#### [List of tasks]
- 1) List every person named in the summary of The Age Of Great Progress.
- 2) Count the lines in the records that contain the string "Informe". Give only the number.

The Age Of Great Progress

The Age Of Great Progress is Book 7 of the novel The Years Of Rice And Salt.

Summary

Thanks to his contact Bhakta, a Buddhist abbess and doctor, Ismail, a muslim doctor, escapes the fall of Konstantiniyye to the hands of the emerging Travancori alliance. Ismail is brought to Travancore and he is impressed by the advanced technology there. Travancore encourages scientific knowledge; Buddhist temples become houses of science and Ismail is invited to contribute. The alliance is lead by the visionary Kerala, who successfully reunited the Indian states and now dreams of a world united in peace. Travancore is the place where ambassadors of countries from all over the world meet.

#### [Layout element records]
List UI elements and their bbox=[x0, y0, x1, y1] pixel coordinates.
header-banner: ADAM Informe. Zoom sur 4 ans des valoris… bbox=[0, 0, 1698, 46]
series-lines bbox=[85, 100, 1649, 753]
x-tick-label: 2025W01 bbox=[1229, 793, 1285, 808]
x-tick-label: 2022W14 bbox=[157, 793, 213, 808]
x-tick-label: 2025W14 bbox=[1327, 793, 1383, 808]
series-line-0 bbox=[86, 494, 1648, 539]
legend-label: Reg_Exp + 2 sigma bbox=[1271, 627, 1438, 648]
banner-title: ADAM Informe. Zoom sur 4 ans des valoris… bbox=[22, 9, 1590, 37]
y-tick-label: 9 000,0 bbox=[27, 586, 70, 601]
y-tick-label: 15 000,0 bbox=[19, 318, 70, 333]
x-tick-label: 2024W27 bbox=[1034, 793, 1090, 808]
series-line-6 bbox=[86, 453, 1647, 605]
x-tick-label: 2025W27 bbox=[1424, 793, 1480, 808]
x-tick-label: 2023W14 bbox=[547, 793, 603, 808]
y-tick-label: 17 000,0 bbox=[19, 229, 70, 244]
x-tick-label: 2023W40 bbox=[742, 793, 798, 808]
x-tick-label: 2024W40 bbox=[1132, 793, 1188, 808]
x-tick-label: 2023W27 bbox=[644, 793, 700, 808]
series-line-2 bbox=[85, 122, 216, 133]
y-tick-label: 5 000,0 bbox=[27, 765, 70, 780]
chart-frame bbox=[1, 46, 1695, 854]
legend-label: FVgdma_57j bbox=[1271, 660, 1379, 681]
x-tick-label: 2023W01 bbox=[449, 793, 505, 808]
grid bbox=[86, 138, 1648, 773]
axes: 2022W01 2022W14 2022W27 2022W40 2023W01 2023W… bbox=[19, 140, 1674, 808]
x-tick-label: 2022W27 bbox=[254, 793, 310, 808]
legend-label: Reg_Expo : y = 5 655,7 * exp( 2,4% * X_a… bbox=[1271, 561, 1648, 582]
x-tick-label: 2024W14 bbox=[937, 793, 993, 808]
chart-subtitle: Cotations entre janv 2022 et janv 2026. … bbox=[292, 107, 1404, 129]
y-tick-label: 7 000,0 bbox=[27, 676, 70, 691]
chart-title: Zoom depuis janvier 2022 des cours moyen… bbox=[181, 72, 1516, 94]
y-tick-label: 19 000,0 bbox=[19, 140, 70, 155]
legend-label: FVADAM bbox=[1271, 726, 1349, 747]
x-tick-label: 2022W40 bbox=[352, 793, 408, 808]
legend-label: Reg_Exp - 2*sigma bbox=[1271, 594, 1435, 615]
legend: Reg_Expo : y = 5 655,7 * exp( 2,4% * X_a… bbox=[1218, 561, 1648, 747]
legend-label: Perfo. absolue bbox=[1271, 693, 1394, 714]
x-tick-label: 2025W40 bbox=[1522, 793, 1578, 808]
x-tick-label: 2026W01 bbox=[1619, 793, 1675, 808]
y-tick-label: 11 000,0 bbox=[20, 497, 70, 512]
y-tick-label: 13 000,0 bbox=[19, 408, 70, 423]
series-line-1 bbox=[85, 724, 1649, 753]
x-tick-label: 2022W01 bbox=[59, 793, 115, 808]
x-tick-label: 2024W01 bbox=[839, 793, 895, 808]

#### [Outputs]
- 1) Bhakta, Ismail, Kerala

- 2) 2